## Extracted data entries
* * * *

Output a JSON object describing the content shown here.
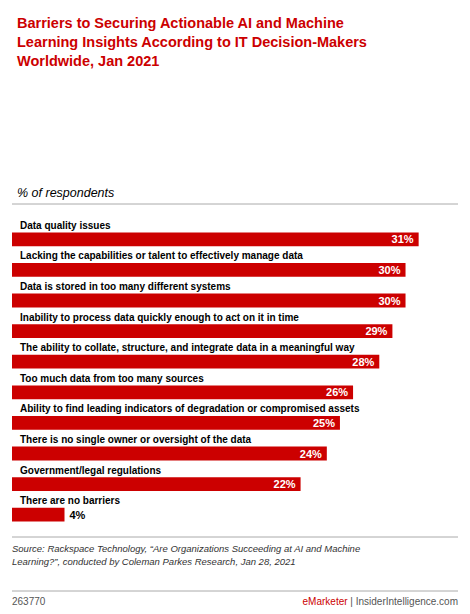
{
  "chart_data": {
    "type": "bar",
    "orientation": "horizontal",
    "title": "Barriers to Securing Actionable AI and Machine\nLearning Insights According to IT Decision-Makers\nWorldwide, Jan 2021",
    "subtitle": "% of respondents",
    "categories": [
      "Data quality issues",
      "Lacking the capabilities or talent to effectively manage data",
      "Data is stored in too many different systems",
      "Inability to process data quickly enough to act on it in time",
      "The ability to collate, structure, and integrate data in a meaningful way",
      "Too much data from too many sources",
      "Ability to find leading indicators of degradation or compromised assets",
      "There is no single owner or oversight of the data",
      "Government/legal regulations",
      "There are no barriers"
    ],
    "values": [
      31,
      30,
      30,
      29,
      28,
      26,
      25,
      24,
      22,
      4
    ],
    "value_labels": [
      "31%",
      "30%",
      "30%",
      "29%",
      "28%",
      "26%",
      "25%",
      "24%",
      "22%",
      "4%"
    ],
    "data_labels": true,
    "color": "#cc0000",
    "xlim": [
      0,
      34
    ],
    "grid": false,
    "tick_labels": false,
    "annotations": [
      "Source: Rackspace Technology, “Are Organizations Succeeding at AI and Machine\nLearning?”, conducted by Coleman Parkes Research, Jan 28, 2021",
      "263770",
      "eMarketer",
      "|",
      "InsiderIntelligence.com"
    ]
  }
}
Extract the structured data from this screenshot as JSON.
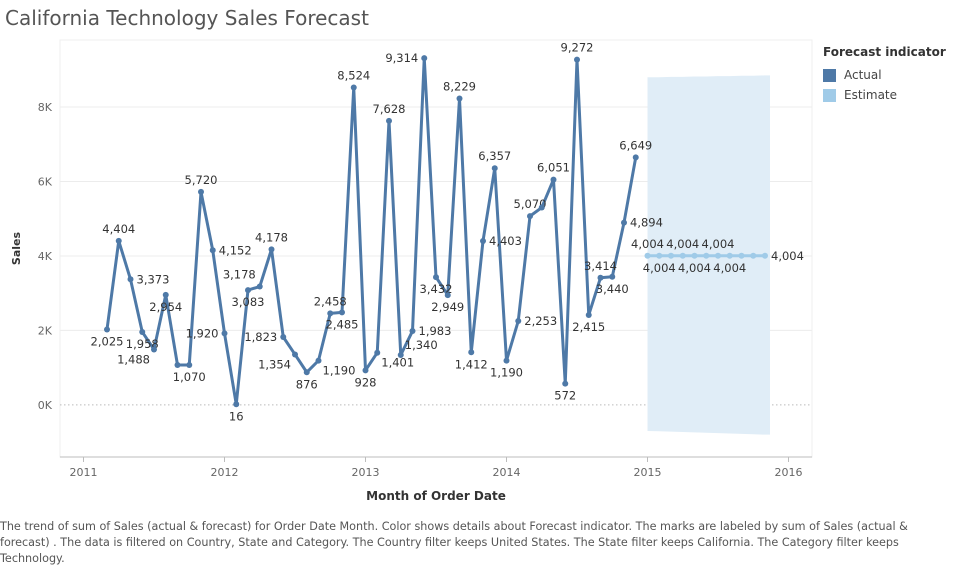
{
  "title": "California Technology Sales Forecast",
  "caption": "The trend of sum of Sales (actual & forecast)  for Order Date Month.  Color shows details about Forecast indicator.  The marks are labeled by sum of Sales (actual & forecast) . The data is filtered on Country, State and Category. The Country filter keeps United States. The State filter keeps California. The Category filter keeps Technology.",
  "legend": {
    "title": "Forecast indicator",
    "items": [
      {
        "label": "Actual",
        "color": "#4e79a7"
      },
      {
        "label": "Estimate",
        "color": "#a0cbe8"
      }
    ]
  },
  "chart_data": {
    "type": "line",
    "title": "California Technology Sales Forecast",
    "xlabel": "Month of Order Date",
    "ylabel": "Sales",
    "xlim": [
      "2010-11",
      "2016-03"
    ],
    "ylim": [
      -1400,
      9800
    ],
    "x_ticks": [
      "2011",
      "2012",
      "2013",
      "2014",
      "2015",
      "2016"
    ],
    "y_ticks": [
      {
        "value": 0,
        "label": "0K"
      },
      {
        "value": 2000,
        "label": "2K"
      },
      {
        "value": 4000,
        "label": "4K"
      },
      {
        "value": 6000,
        "label": "6K"
      },
      {
        "value": 8000,
        "label": "8K"
      }
    ],
    "grid": "horizontal",
    "series": [
      {
        "name": "Actual",
        "color": "#4e79a7",
        "points": [
          {
            "x": "2011-03",
            "y": 2025,
            "label": "2,025",
            "pos": "below"
          },
          {
            "x": "2011-04",
            "y": 4404,
            "label": "4,404",
            "pos": "above"
          },
          {
            "x": "2011-05",
            "y": 3373,
            "label": "3,373",
            "pos": "right"
          },
          {
            "x": "2011-06",
            "y": 1958,
            "label": "1,958",
            "pos": "below"
          },
          {
            "x": "2011-07",
            "y": 1488,
            "label": "1,488",
            "pos": "below-left"
          },
          {
            "x": "2011-08",
            "y": 2954,
            "label": "2,954",
            "pos": "below"
          },
          {
            "x": "2011-09",
            "y": 1070,
            "label": "",
            "pos": "none"
          },
          {
            "x": "2011-10",
            "y": 1070,
            "label": "1,070",
            "pos": "below"
          },
          {
            "x": "2011-11",
            "y": 5720,
            "label": "5,720",
            "pos": "above"
          },
          {
            "x": "2011-12",
            "y": 4152,
            "label": "4,152",
            "pos": "right"
          },
          {
            "x": "2012-01",
            "y": 1920,
            "label": "1,920",
            "pos": "left"
          },
          {
            "x": "2012-02",
            "y": 16,
            "label": "16",
            "pos": "below"
          },
          {
            "x": "2012-03",
            "y": 3083,
            "label": "3,083",
            "pos": "below"
          },
          {
            "x": "2012-04",
            "y": 3178,
            "label": "3,178",
            "pos": "above-left"
          },
          {
            "x": "2012-05",
            "y": 4178,
            "label": "4,178",
            "pos": "above"
          },
          {
            "x": "2012-06",
            "y": 1823,
            "label": "1,823",
            "pos": "left"
          },
          {
            "x": "2012-07",
            "y": 1354,
            "label": "1,354",
            "pos": "below-left"
          },
          {
            "x": "2012-08",
            "y": 876,
            "label": "876",
            "pos": "below"
          },
          {
            "x": "2012-09",
            "y": 1190,
            "label": "1,190",
            "pos": "below-right"
          },
          {
            "x": "2012-10",
            "y": 2458,
            "label": "2,458",
            "pos": "above"
          },
          {
            "x": "2012-11",
            "y": 2485,
            "label": "2,485",
            "pos": "below"
          },
          {
            "x": "2012-12",
            "y": 8524,
            "label": "8,524",
            "pos": "above"
          },
          {
            "x": "2013-01",
            "y": 928,
            "label": "928",
            "pos": "below"
          },
          {
            "x": "2013-02",
            "y": 1401,
            "label": "1,401",
            "pos": "below-right"
          },
          {
            "x": "2013-03",
            "y": 7628,
            "label": "7,628",
            "pos": "above"
          },
          {
            "x": "2013-04",
            "y": 1340,
            "label": "1,340",
            "pos": "above-right"
          },
          {
            "x": "2013-05",
            "y": 1983,
            "label": "1,983",
            "pos": "right"
          },
          {
            "x": "2013-06",
            "y": 9314,
            "label": "9,314",
            "pos": "left"
          },
          {
            "x": "2013-07",
            "y": 3432,
            "label": "3,432",
            "pos": "below"
          },
          {
            "x": "2013-08",
            "y": 2949,
            "label": "2,949",
            "pos": "below"
          },
          {
            "x": "2013-09",
            "y": 8229,
            "label": "8,229",
            "pos": "above"
          },
          {
            "x": "2013-10",
            "y": 1412,
            "label": "1,412",
            "pos": "below"
          },
          {
            "x": "2013-11",
            "y": 4403,
            "label": "4,403",
            "pos": "right"
          },
          {
            "x": "2013-12",
            "y": 6357,
            "label": "6,357",
            "pos": "above"
          },
          {
            "x": "2014-01",
            "y": 1190,
            "label": "1,190",
            "pos": "below"
          },
          {
            "x": "2014-02",
            "y": 2253,
            "label": "2,253",
            "pos": "right"
          },
          {
            "x": "2014-03",
            "y": 5070,
            "label": "5,070",
            "pos": "above"
          },
          {
            "x": "2014-04",
            "y": 5300,
            "label": "",
            "pos": "none"
          },
          {
            "x": "2014-05",
            "y": 6051,
            "label": "6,051",
            "pos": "above"
          },
          {
            "x": "2014-06",
            "y": 572,
            "label": "572",
            "pos": "below"
          },
          {
            "x": "2014-07",
            "y": 9272,
            "label": "9,272",
            "pos": "above"
          },
          {
            "x": "2014-08",
            "y": 2415,
            "label": "2,415",
            "pos": "below"
          },
          {
            "x": "2014-09",
            "y": 3414,
            "label": "3,414",
            "pos": "above"
          },
          {
            "x": "2014-10",
            "y": 3440,
            "label": "3,440",
            "pos": "below"
          },
          {
            "x": "2014-11",
            "y": 4894,
            "label": "4,894",
            "pos": "right"
          },
          {
            "x": "2014-12",
            "y": 6649,
            "label": "6,649",
            "pos": "above"
          }
        ]
      },
      {
        "name": "Estimate",
        "color": "#a0cbe8",
        "band_color": "#e0edf7",
        "points": [
          {
            "x": "2015-01",
            "y": 4004,
            "lower": -700,
            "upper": 8800,
            "label": "4,004",
            "pos": "above"
          },
          {
            "x": "2015-02",
            "y": 4004,
            "lower": -710,
            "upper": 8800,
            "label": "4,004",
            "pos": "below"
          },
          {
            "x": "2015-03",
            "y": 4004,
            "lower": -720,
            "upper": 8810,
            "label": "",
            "pos": "none"
          },
          {
            "x": "2015-04",
            "y": 4004,
            "lower": -730,
            "upper": 8810,
            "label": "4,004",
            "pos": "above"
          },
          {
            "x": "2015-05",
            "y": 4004,
            "lower": -740,
            "upper": 8820,
            "label": "4,004",
            "pos": "below"
          },
          {
            "x": "2015-06",
            "y": 4004,
            "lower": -750,
            "upper": 8820,
            "label": "",
            "pos": "none"
          },
          {
            "x": "2015-07",
            "y": 4004,
            "lower": -760,
            "upper": 8830,
            "label": "4,004",
            "pos": "above"
          },
          {
            "x": "2015-08",
            "y": 4004,
            "lower": -770,
            "upper": 8830,
            "label": "4,004",
            "pos": "below"
          },
          {
            "x": "2015-09",
            "y": 4004,
            "lower": -780,
            "upper": 8840,
            "label": "",
            "pos": "none"
          },
          {
            "x": "2015-10",
            "y": 4004,
            "lower": -790,
            "upper": 8840,
            "label": "",
            "pos": "none"
          },
          {
            "x": "2015-11",
            "y": 4004,
            "lower": -800,
            "upper": 8850,
            "label": "4,004",
            "pos": "right"
          }
        ]
      }
    ]
  }
}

* * * *

## Your objective
Look through the material above and pick out each line holding the word "Machine".

## Solution to the exercise
    "title": "Barriers to Securing Actionable AI and Machine\nLearning Insights According to IT Decision-Makers\nWorldwide, Jan 2021",
      "Source: Rackspace Technology, “Are Organizations Succeeding at AI and Machine\nLearning?”, conducted by Coleman Parkes Research, Jan 28, 2021",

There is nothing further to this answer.